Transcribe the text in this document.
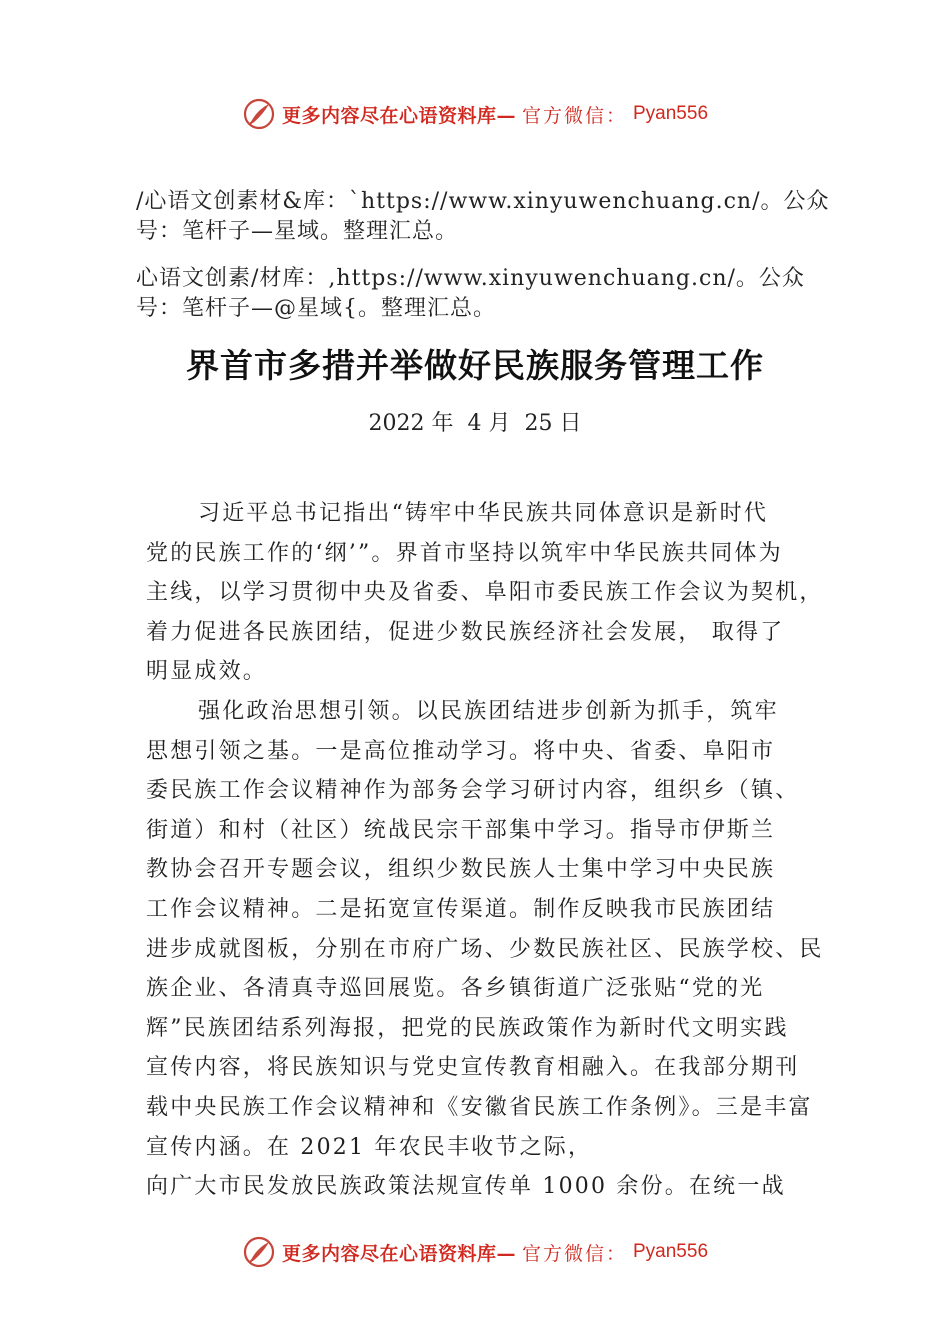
更多内容尽在心语资料库— 官方微信： Pyan556
/心语文创素材&库：`https://www.xinyuwenchuang.cn/。公众
号：笔杆子—星域。整理汇总。
心语文创素/材库：,https://www.xinyuwenchuang.cn/。公众
号：笔杆子—@星域{。整理汇总。
界首市多措并举做好民族服务管理工作
2022 年  4 月  25 日
习近平总书记指出“铸牢中华民族共同体意识是新时代
党的民族工作的‘纲’”。界首市坚持以筑牢中华民族共同体为
主线，以学习贯彻中央及省委、阜阳市委民族工作会议为契机，
着力促进各民族团结，促进少数民族经济社会发展， 取得了
明显成效。
强化政治思想引领。以民族团结进步创新为抓手，筑牢
思想引领之基。一是高位推动学习。将中央、省委、阜阳市
委民族工作会议精神作为部务会学习研讨内容，组织乡（镇、
街道）和村（社区）统战民宗干部集中学习。指导市伊斯兰
教协会召开专题会议，组织少数民族人士集中学习中央民族
工作会议精神。二是拓宽宣传渠道。制作反映我市民族团结
进步成就图板，分别在市府广场、少数民族社区、民族学校、民
族企业、各清真寺巡回展览。各乡镇街道广泛张贴“党的光
辉”民族团结系列海报，把党的民族政策作为新时代文明实践
宣传内容，将民族知识与党史宣传教育相融入。在我部分期刊
载中央民族工作会议精神和《安徽省民族工作条例》。三是丰富
宣传内涵。在 2021 年农民丰收节之际，
向广大市民发放民族政策法规宣传单 1000 余份。在统一战
更多内容尽在心语资料库— 官方微信： Pyan556
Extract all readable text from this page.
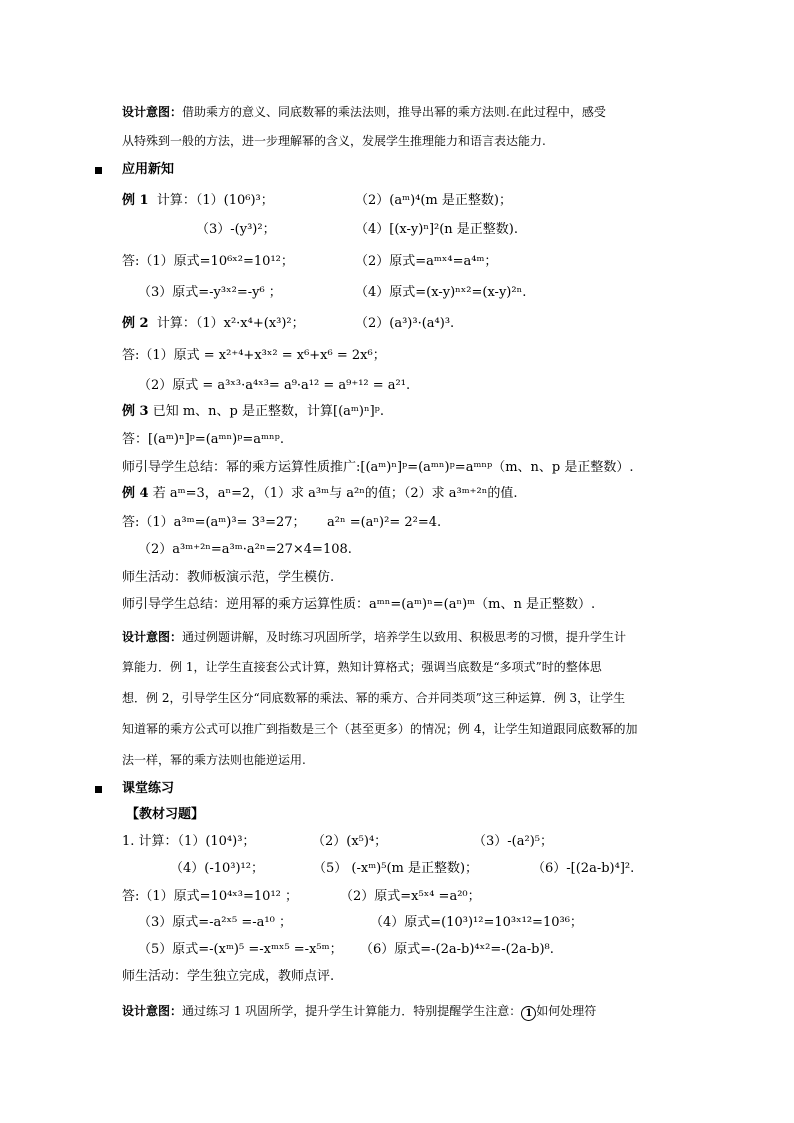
设计意图：借助乘方的意义、同底数幂的乘法法则，推导出幂的乘方法则.在此过程中，感受
从特殊到一般的方法，进一步理解幂的含义，发展学生推理能力和语言表达能力.
应用新知
例 1 计算：（1）(10⁶)³；	（2）(aᵐ)⁴(m 是正整数)；
（3）-(y³)²；	（4）[(x-y)ⁿ]²(n 是正整数).
答:（1）原式=10⁶ˣ²=10¹²；	（2）原式=aᵐˣ⁴=a⁴ᵐ；
（3）原式=-y³ˣ²=-y⁶ ；	（4）原式=(x-y)ⁿˣ²=(x-y)²ⁿ.
例 2 计算：（1）x²·x⁴+(x³)²；	（2）(a³)³·(a⁴)³.
答:（1）原式 = x²⁺⁴+x³ˣ² = x⁶+x⁶ = 2x⁶；
（2）原式 = a³ˣ³·a⁴ˣ³= a⁹·a¹² = a⁹⁺¹² = a²¹.
例 3 已知 m、n、p 是正整数，计算[(aᵐ)ⁿ]ᵖ.
答：[(aᵐ)ⁿ]ᵖ=(aᵐⁿ)ᵖ=aᵐⁿᵖ.
师引导学生总结：幂的乘方运算性质推广:[(aᵐ)ⁿ]ᵖ=(aᵐⁿ)ᵖ=aᵐⁿᵖ（m、n、p 是正整数）.
例 4 若 aᵐ=3，aⁿ=2，（1）求 a³ᵐ与 a²ⁿ的值；（2）求 a³ᵐ⁺²ⁿ的值.
答:（1）a³ᵐ=(aᵐ)³= 3³=27； a²ⁿ =(aⁿ)²= 2²=4.
（2）a³ᵐ⁺²ⁿ=a³ᵐ·a²ⁿ=27×4=108.
师生活动：教师板演示范，学生模仿.
师引导学生总结：逆用幂的乘方运算性质：aᵐⁿ=(aᵐ)ⁿ=(aⁿ)ᵐ（m、n 是正整数）.
设计意图：通过例题讲解，及时练习巩固所学，培养学生以致用、积极思考的习惯，提升学生计
算能力．例 1，让学生直接套公式计算，熟知计算格式；强调当底数是“多项式”时的整体思
想．例 2，引导学生区分“同底数幂的乘法、幂的乘方、合并同类项”这三种运算．例 3，让学生
知道幂的乘方公式可以推广到指数是三个（甚至更多）的情况；例 4，让学生知道跟同底数幂的加
法一样，幂的乘方法则也能逆运用.
课堂练习
【教材习题】
1. 计算：（1）(10⁴)³；	（2）(x⁵)⁴；	（3）-(a²)⁵；
（4）(-10³)¹²；	（5） (-xᵐ)⁵(m 是正整数)；	（6）-[(2a-b)⁴]².
答:（1）原式=10⁴ˣ³=10¹² ；	（2）原式=x⁵ˣ⁴ =a²⁰；
（3）原式=-a²ˣ⁵ =-a¹⁰ ；	（4）原式=(10³)¹²=10³ˣ¹²=10³⁶；
（5）原式=-(xᵐ)⁵ =-xᵐˣ⁵ =-x⁵ᵐ； （6）原式=-(2a-b)⁴ˣ²=-(2a-b)⁸.
师生活动：学生独立完成，教师点评.
设计意图：通过练习 1 巩固所学，提升学生计算能力．特别提醒学生注意： 1 如何处理符
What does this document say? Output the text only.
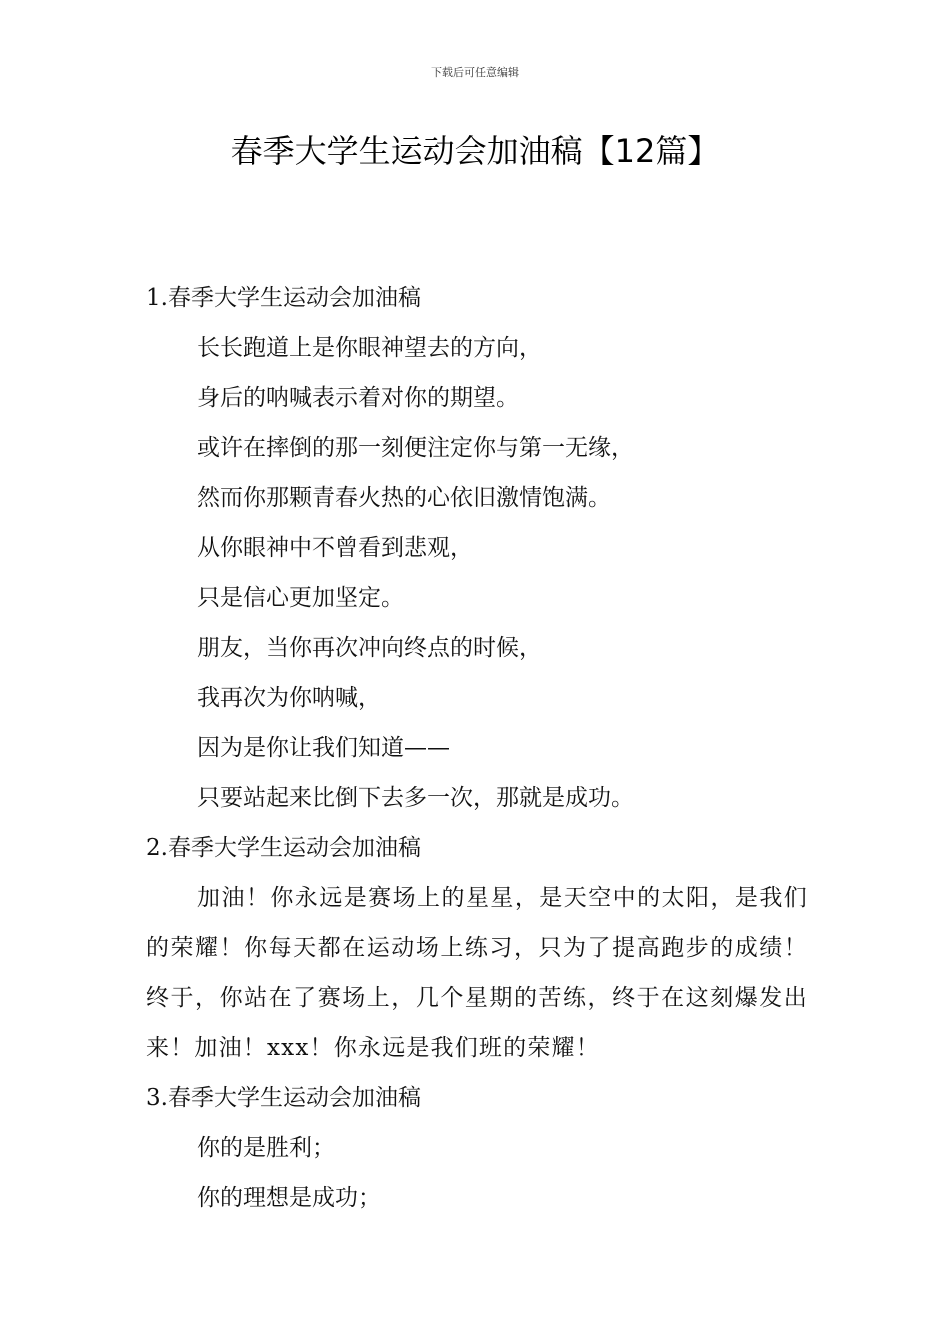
下载后可任意编辑
春季大学生运动会加油稿【12篇】

1.春季大学生运动会加油稿

长长跑道上是你眼神望去的方向，

身后的呐喊表示着对你的期望。

或许在摔倒的那一刻便注定你与第一无缘，

然而你那颗青春火热的心依旧激情饱满。

从你眼神中不曾看到悲观，

只是信心更加坚定。

朋友，当你再次冲向终点的时候，

我再次为你呐喊，

因为是你让我们知道——

只要站起来比倒下去多一次，那就是成功。

2.春季大学生运动会加油稿

加油！你永远是赛场上的星星，是天空中的太阳，是我们的荣耀！你每天都在运动场上练习，只为了提高跑步的成绩！终于，你站在了赛场上，几个星期的苦练，终于在这刻爆发出来！加油！xxx！你永远是我们班的荣耀！

3.春季大学生运动会加油稿

你的是胜利；

你的理想是成功；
★ ★ ★ ★ ★ ★ ★
## EXERCISE DETAILS
Without the pictures, repeat exactly the lines running from the line containing "Extract all readable text from this page." through the end of the data, both ends included.

## CORRECT ANSWER
Extract all readable text from this page.
设计意图：借助乘方的意义、同底数幂的乘法法则，推导出幂的乘方法则.在此过程中，感受
从特殊到一般的方法，进一步理解幂的含义，发展学生推理能力和语言表达能力.
应用新知
例 1 计算：（1）(10⁶)³；	（2）(aᵐ)⁴(m 是正整数)；
（3）-(y³)²；	（4）[(x-y)ⁿ]²(n 是正整数).
答:（1）原式=10⁶ˣ²=10¹²；	（2）原式=aᵐˣ⁴=a⁴ᵐ；
（3）原式=-y³ˣ²=-y⁶ ；	（4）原式=(x-y)ⁿˣ²=(x-y)²ⁿ.
例 2 计算：（1）x²·x⁴+(x³)²；	（2）(a³)³·(a⁴)³.
答:（1）原式 = x²⁺⁴+x³ˣ² = x⁶+x⁶ = 2x⁶；
（2）原式 = a³ˣ³·a⁴ˣ³= a⁹·a¹² = a⁹⁺¹² = a²¹.
例 3 已知 m、n、p 是正整数，计算[(aᵐ)ⁿ]ᵖ.
答：[(aᵐ)ⁿ]ᵖ=(aᵐⁿ)ᵖ=aᵐⁿᵖ.
师引导学生总结：幂的乘方运算性质推广:[(aᵐ)ⁿ]ᵖ=(aᵐⁿ)ᵖ=aᵐⁿᵖ（m、n、p 是正整数）.
例 4 若 aᵐ=3，aⁿ=2，（1）求 a³ᵐ与 a²ⁿ的值；（2）求 a³ᵐ⁺²ⁿ的值.
答:（1）a³ᵐ=(aᵐ)³= 3³=27； a²ⁿ =(aⁿ)²= 2²=4.
（2）a³ᵐ⁺²ⁿ=a³ᵐ·a²ⁿ=27×4=108.
师生活动：教师板演示范，学生模仿.
师引导学生总结：逆用幂的乘方运算性质：aᵐⁿ=(aᵐ)ⁿ=(aⁿ)ᵐ（m、n 是正整数）.
设计意图：通过例题讲解，及时练习巩固所学，培养学生以致用、积极思考的习惯，提升学生计
算能力．例 1，让学生直接套公式计算，熟知计算格式；强调当底数是“多项式”时的整体思
想．例 2，引导学生区分“同底数幂的乘法、幂的乘方、合并同类项”这三种运算．例 3，让学生
知道幂的乘方公式可以推广到指数是三个（甚至更多）的情况；例 4，让学生知道跟同底数幂的加
法一样，幂的乘方法则也能逆运用.
课堂练习
【教材习题】
1. 计算：（1）(10⁴)³；	（2）(x⁵)⁴；	（3）-(a²)⁵；
（4）(-10³)¹²；	（5） (-xᵐ)⁵(m 是正整数)；	（6）-[(2a-b)⁴]².
答:（1）原式=10⁴ˣ³=10¹² ；	（2）原式=x⁵ˣ⁴ =a²⁰；
（3）原式=-a²ˣ⁵ =-a¹⁰ ；	（4）原式=(10³)¹²=10³ˣ¹²=10³⁶；
（5）原式=-(xᵐ)⁵ =-xᵐˣ⁵ =-x⁵ᵐ； （6）原式=-(2a-b)⁴ˣ²=-(2a-b)⁸.
师生活动：学生独立完成，教师点评.
设计意图：通过练习 1 巩固所学，提升学生计算能力．特别提醒学生注意： 1 如何处理符
What does this document say? Output the text only.
下载后可任意编辑
春季大学生运动会加油稿【12篇】

1.春季大学生运动会加油稿

长长跑道上是你眼神望去的方向，

身后的呐喊表示着对你的期望。

或许在摔倒的那一刻便注定你与第一无缘，

然而你那颗青春火热的心依旧激情饱满。

从你眼神中不曾看到悲观，

只是信心更加坚定。

朋友，当你再次冲向终点的时候，

我再次为你呐喊，

因为是你让我们知道——

只要站起来比倒下去多一次，那就是成功。

2.春季大学生运动会加油稿

加油！你永远是赛场上的星星，是天空中的太阳，是我们的荣耀！你每天都在运动场上练习，只为了提高跑步的成绩！终于，你站在了赛场上，几个星期的苦练，终于在这刻爆发出来！加油！xxx！你永远是我们班的荣耀！

3.春季大学生运动会加油稿

你的是胜利；

你的理想是成功；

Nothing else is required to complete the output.